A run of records
=-=-=

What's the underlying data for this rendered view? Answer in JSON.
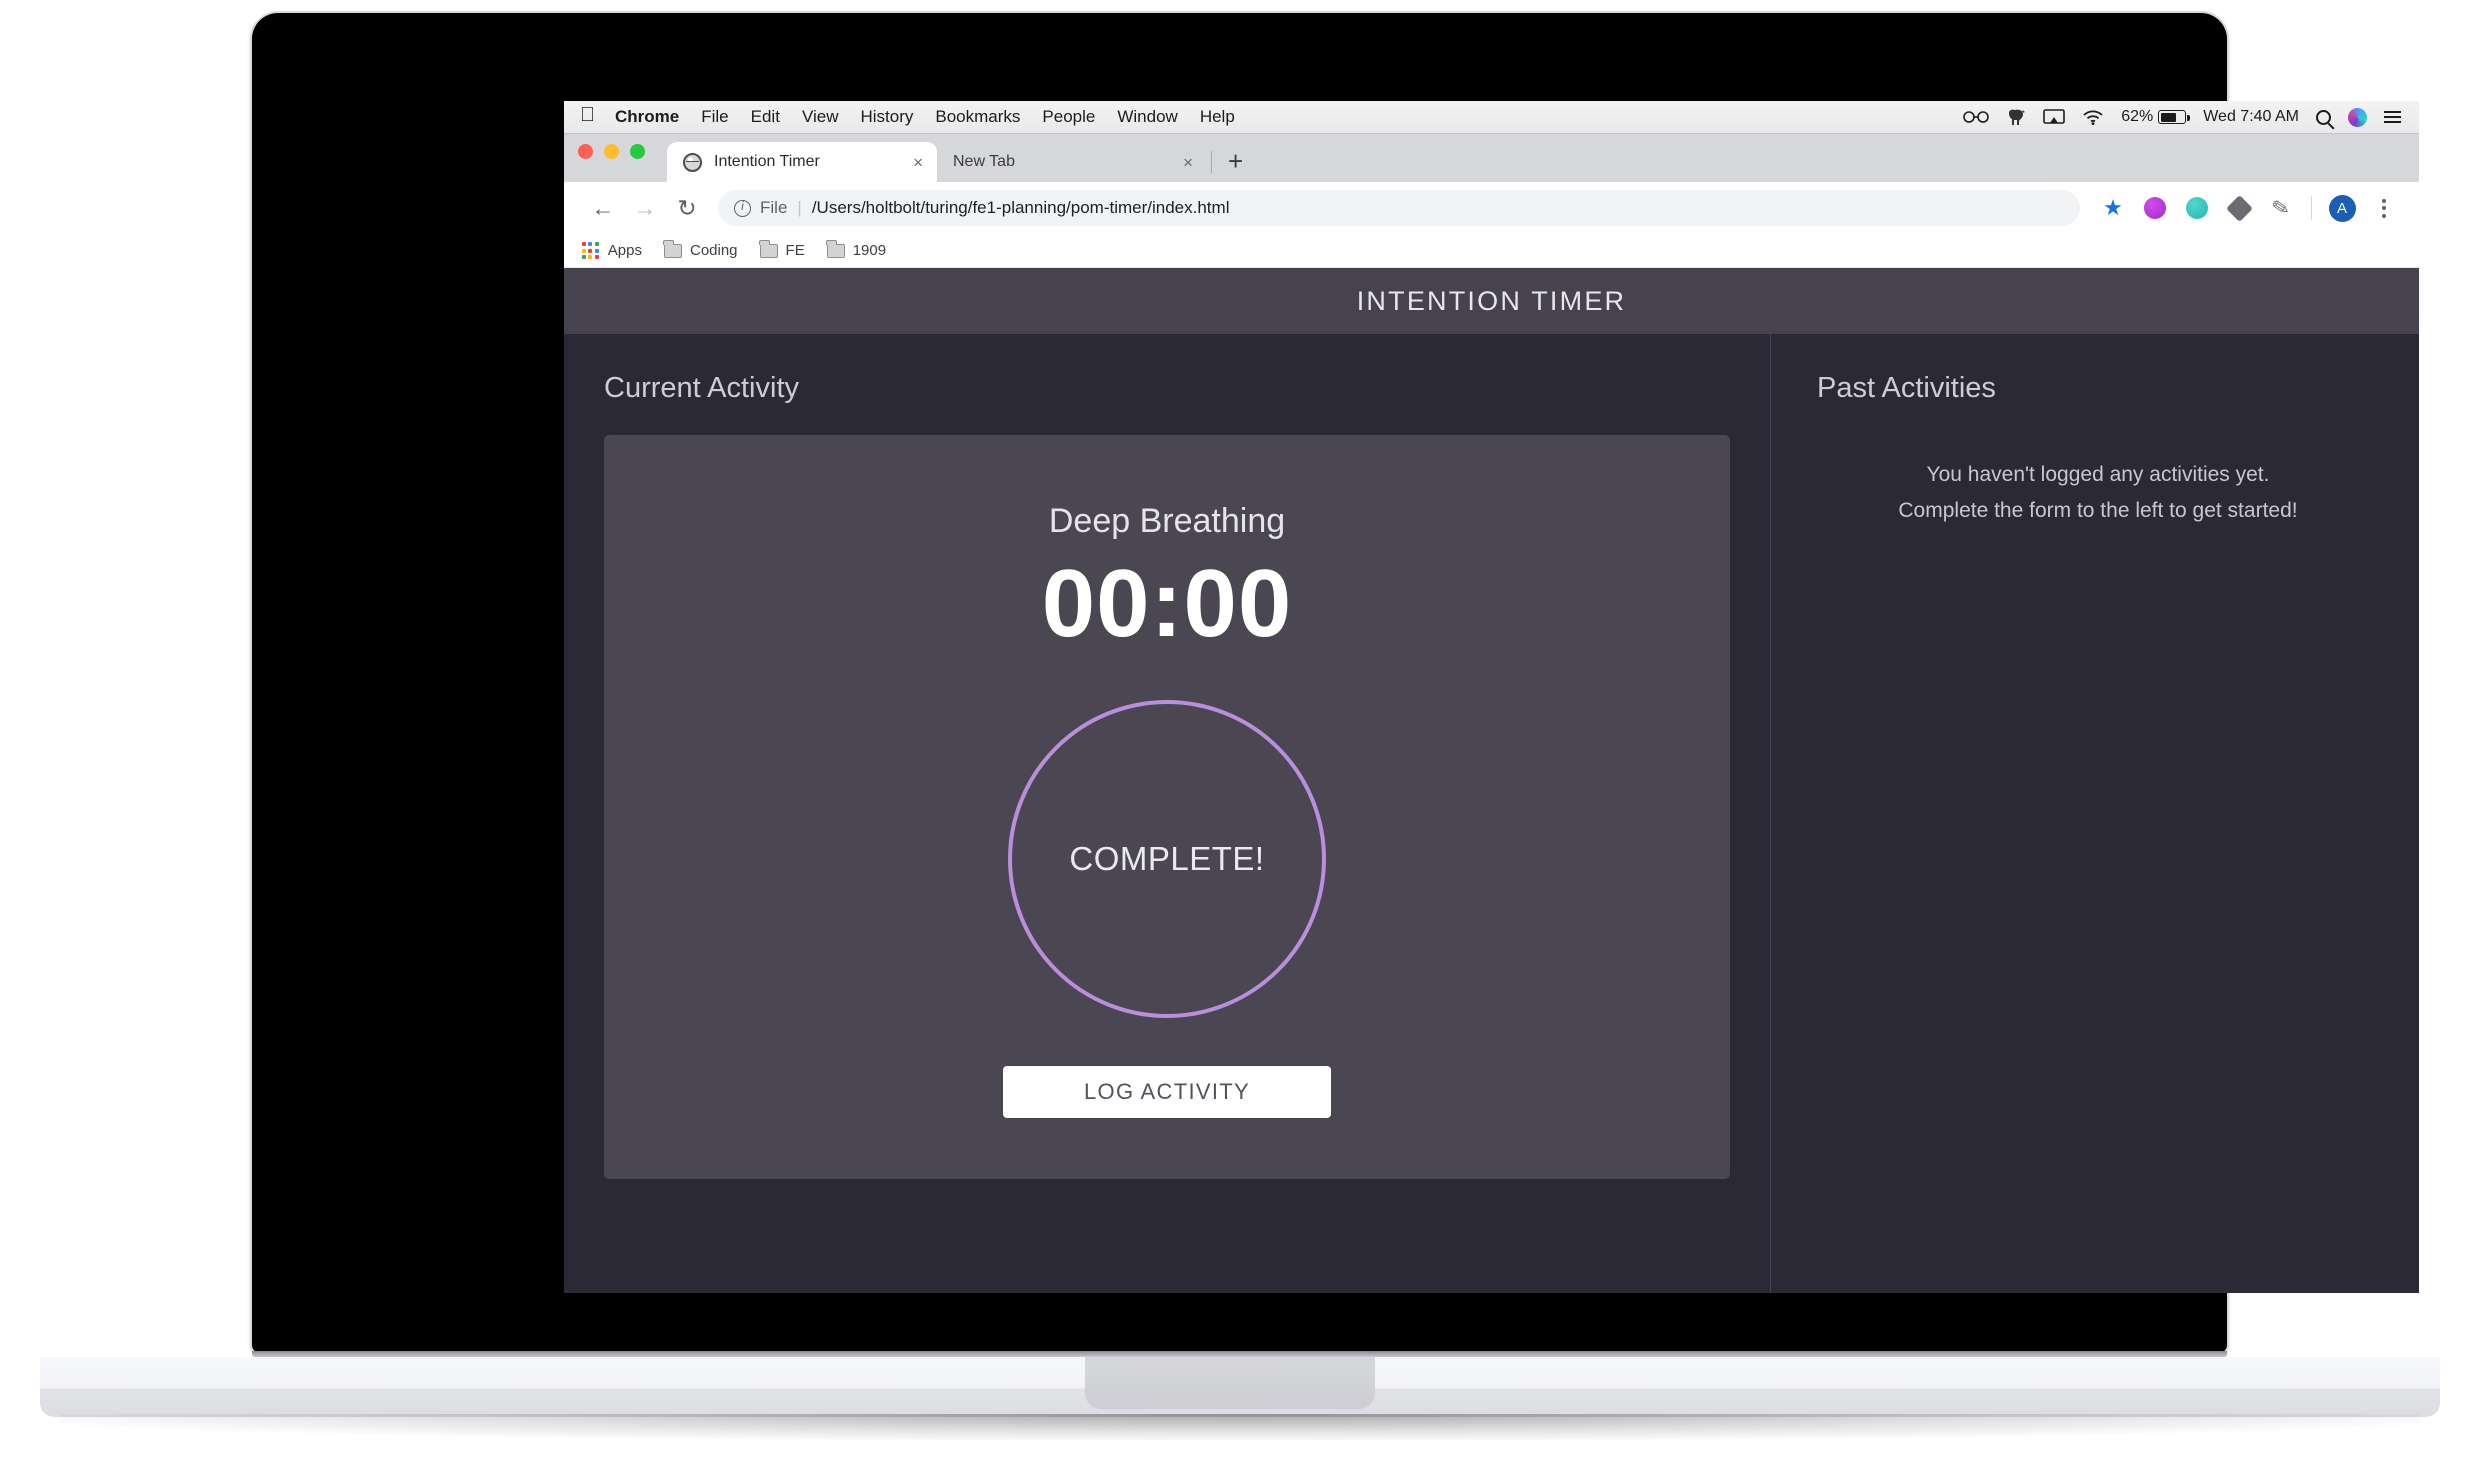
{
  "os": {
    "menubar": {
      "apple_logo": "",
      "items": [
        {
          "label": "Chrome",
          "bold": true
        },
        {
          "label": "File",
          "bold": false
        },
        {
          "label": "Edit",
          "bold": false
        },
        {
          "label": "View",
          "bold": false
        },
        {
          "label": "History",
          "bold": false
        },
        {
          "label": "Bookmarks",
          "bold": false
        },
        {
          "label": "People",
          "bold": false
        },
        {
          "label": "Window",
          "bold": false
        },
        {
          "label": "Help",
          "bold": false
        }
      ],
      "status": {
        "glasses_icon": "60",
        "battery_percent": "62%",
        "clock": "Wed 7:40 AM"
      }
    }
  },
  "browser": {
    "tabs": [
      {
        "title": "Intention Timer",
        "close": "×",
        "active": true
      },
      {
        "title": "New Tab",
        "close": "×",
        "active": false
      }
    ],
    "new_tab_label": "+",
    "nav": {
      "back": "←",
      "forward": "→",
      "reload": "↻"
    },
    "omnibox": {
      "scheme_label": "File",
      "separator": "|",
      "url": "/Users/holtbolt/turing/fe1-planning/pom-timer/index.html"
    },
    "toolbar_right": {
      "star": "★",
      "pen": "✎",
      "avatar_initial": "A"
    },
    "bookmarks": [
      {
        "label": "Apps",
        "icon": "apps-grid-icon"
      },
      {
        "label": "Coding",
        "icon": "folder-icon"
      },
      {
        "label": "FE",
        "icon": "folder-icon"
      },
      {
        "label": "1909",
        "icon": "folder-icon"
      }
    ]
  },
  "app": {
    "header_title": "INTENTION TIMER",
    "left_panel": {
      "title": "Current Activity",
      "activity_name": "Deep Breathing",
      "timer": "00:00",
      "circle_status": "COMPLETE!",
      "log_button": "LOG ACTIVITY"
    },
    "right_panel": {
      "title": "Past Activities",
      "empty_line_1": "You haven't logged any activities yet.",
      "empty_line_2": "Complete the form to the left to get started!"
    },
    "colors": {
      "page_background": "#2a2935",
      "header_band": "#46434f",
      "card_background": "#4a4752",
      "accent_purple": "#b98fdb",
      "text_primary": "#e8e6ec",
      "button_background": "#ffffff",
      "button_text": "#55525d"
    }
  }
}
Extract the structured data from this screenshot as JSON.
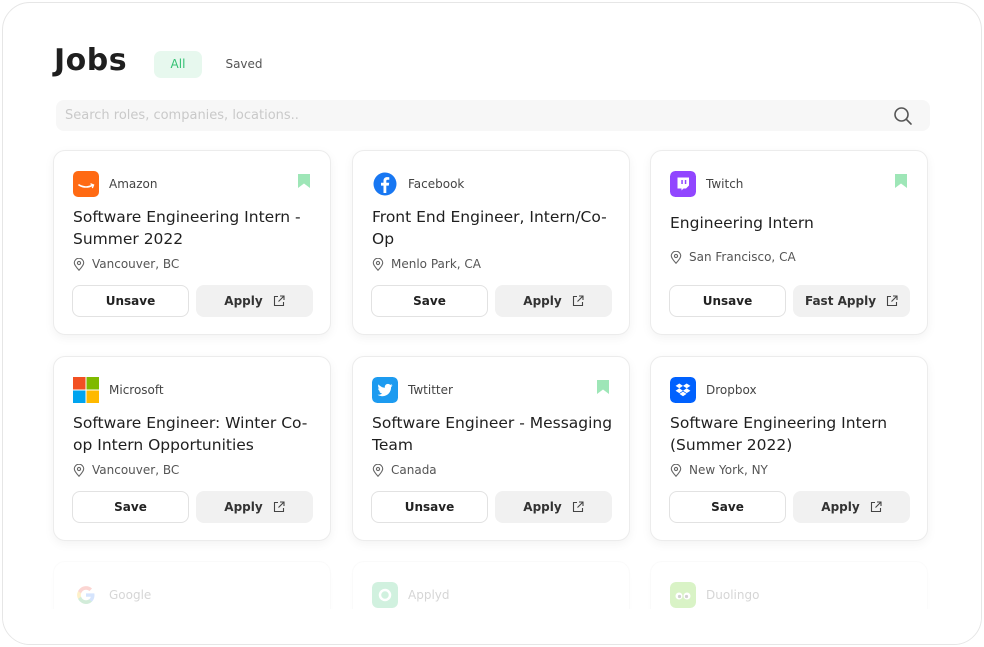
{
  "header": {
    "title": "Jobs",
    "tabs": [
      {
        "label": "All"
      },
      {
        "label": "Saved"
      }
    ]
  },
  "search": {
    "placeholder": "Search roles, companies, locations.."
  },
  "colors": {
    "accent_green": "#34c173",
    "bookmark_green": "#9ee6b7"
  },
  "jobs": [
    {
      "company": "Amazon",
      "logo_icon": "amazon-logo-icon",
      "title": "Software Engineering Intern - Summer 2022",
      "location": "Vancouver, BC",
      "save_label": "Unsave",
      "apply_label": "Apply",
      "bookmarked": true
    },
    {
      "company": "Facebook",
      "logo_icon": "facebook-logo-icon",
      "title": "Front End Engineer, Intern/Co-Op",
      "location": "Menlo Park, CA",
      "save_label": "Save",
      "apply_label": "Apply",
      "bookmarked": false
    },
    {
      "company": "Twitch",
      "logo_icon": "twitch-logo-icon",
      "title": "Engineering Intern",
      "location": "San Francisco, CA",
      "save_label": "Unsave",
      "apply_label": "Fast Apply",
      "bookmarked": true
    },
    {
      "company": "Microsoft",
      "logo_icon": "microsoft-logo-icon",
      "title": "Software Engineer: Winter Co-op Intern Opportunities",
      "location": "Vancouver, BC",
      "save_label": "Save",
      "apply_label": "Apply",
      "bookmarked": false
    },
    {
      "company": "Twtitter",
      "logo_icon": "twitter-logo-icon",
      "title": "Software Engineer - Messaging Team",
      "location": "Canada",
      "save_label": "Unsave",
      "apply_label": "Apply",
      "bookmarked": true
    },
    {
      "company": "Dropbox",
      "logo_icon": "dropbox-logo-icon",
      "title": "Software Engineering Intern (Summer 2022)",
      "location": "New York, NY",
      "save_label": "Save",
      "apply_label": "Apply",
      "bookmarked": false
    },
    {
      "company": "Google",
      "logo_icon": "google-logo-icon"
    },
    {
      "company": "Applyd",
      "logo_icon": "applyd-logo-icon"
    },
    {
      "company": "Duolingo",
      "logo_icon": "duolingo-logo-icon"
    }
  ]
}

=-=-=

[Aim]:
The records above need to be restated word for word, with the pictures left out.

[In response]:
What's the underlying data for this rendered view? Answer in JSON.
{
  "os": {
    "menubar": {
      "apple_logo": "",
      "items": [
        {
          "label": "Chrome",
          "bold": true
        },
        {
          "label": "File",
          "bold": false
        },
        {
          "label": "Edit",
          "bold": false
        },
        {
          "label": "View",
          "bold": false
        },
        {
          "label": "History",
          "bold": false
        },
        {
          "label": "Bookmarks",
          "bold": false
        },
        {
          "label": "People",
          "bold": false
        },
        {
          "label": "Window",
          "bold": false
        },
        {
          "label": "Help",
          "bold": false
        }
      ],
      "status": {
        "glasses_icon": "60",
        "battery_percent": "62%",
        "clock": "Wed 7:40 AM"
      }
    }
  },
  "browser": {
    "tabs": [
      {
        "title": "Intention Timer",
        "close": "×",
        "active": true
      },
      {
        "title": "New Tab",
        "close": "×",
        "active": false
      }
    ],
    "new_tab_label": "+",
    "nav": {
      "back": "←",
      "forward": "→",
      "reload": "↻"
    },
    "omnibox": {
      "scheme_label": "File",
      "separator": "|",
      "url": "/Users/holtbolt/turing/fe1-planning/pom-timer/index.html"
    },
    "toolbar_right": {
      "star": "★",
      "pen": "✎",
      "avatar_initial": "A"
    },
    "bookmarks": [
      {
        "label": "Apps",
        "icon": "apps-grid-icon"
      },
      {
        "label": "Coding",
        "icon": "folder-icon"
      },
      {
        "label": "FE",
        "icon": "folder-icon"
      },
      {
        "label": "1909",
        "icon": "folder-icon"
      }
    ]
  },
  "app": {
    "header_title": "INTENTION TIMER",
    "left_panel": {
      "title": "Current Activity",
      "activity_name": "Deep Breathing",
      "timer": "00:00",
      "circle_status": "COMPLETE!",
      "log_button": "LOG ACTIVITY"
    },
    "right_panel": {
      "title": "Past Activities",
      "empty_line_1": "You haven't logged any activities yet.",
      "empty_line_2": "Complete the form to the left to get started!"
    },
    "colors": {
      "page_background": "#2a2935",
      "header_band": "#46434f",
      "card_background": "#4a4752",
      "accent_purple": "#b98fdb",
      "text_primary": "#e8e6ec",
      "button_background": "#ffffff",
      "button_text": "#55525d"
    }
  }
}
Extract the structured data from this screenshot as JSON.
{
  "header": {
    "title": "Jobs",
    "tabs": [
      {
        "label": "All"
      },
      {
        "label": "Saved"
      }
    ]
  },
  "search": {
    "placeholder": "Search roles, companies, locations.."
  },
  "colors": {
    "accent_green": "#34c173",
    "bookmark_green": "#9ee6b7"
  },
  "jobs": [
    {
      "company": "Amazon",
      "logo_icon": "amazon-logo-icon",
      "title": "Software Engineering Intern - Summer 2022",
      "location": "Vancouver, BC",
      "save_label": "Unsave",
      "apply_label": "Apply",
      "bookmarked": true
    },
    {
      "company": "Facebook",
      "logo_icon": "facebook-logo-icon",
      "title": "Front End Engineer, Intern/Co-Op",
      "location": "Menlo Park, CA",
      "save_label": "Save",
      "apply_label": "Apply",
      "bookmarked": false
    },
    {
      "company": "Twitch",
      "logo_icon": "twitch-logo-icon",
      "title": "Engineering Intern",
      "location": "San Francisco, CA",
      "save_label": "Unsave",
      "apply_label": "Fast Apply",
      "bookmarked": true
    },
    {
      "company": "Microsoft",
      "logo_icon": "microsoft-logo-icon",
      "title": "Software Engineer: Winter Co-op Intern Opportunities",
      "location": "Vancouver, BC",
      "save_label": "Save",
      "apply_label": "Apply",
      "bookmarked": false
    },
    {
      "company": "Twtitter",
      "logo_icon": "twitter-logo-icon",
      "title": "Software Engineer - Messaging Team",
      "location": "Canada",
      "save_label": "Unsave",
      "apply_label": "Apply",
      "bookmarked": true
    },
    {
      "company": "Dropbox",
      "logo_icon": "dropbox-logo-icon",
      "title": "Software Engineering Intern (Summer 2022)",
      "location": "New York, NY",
      "save_label": "Save",
      "apply_label": "Apply",
      "bookmarked": false
    },
    {
      "company": "Google",
      "logo_icon": "google-logo-icon"
    },
    {
      "company": "Applyd",
      "logo_icon": "applyd-logo-icon"
    },
    {
      "company": "Duolingo",
      "logo_icon": "duolingo-logo-icon"
    }
  ]
}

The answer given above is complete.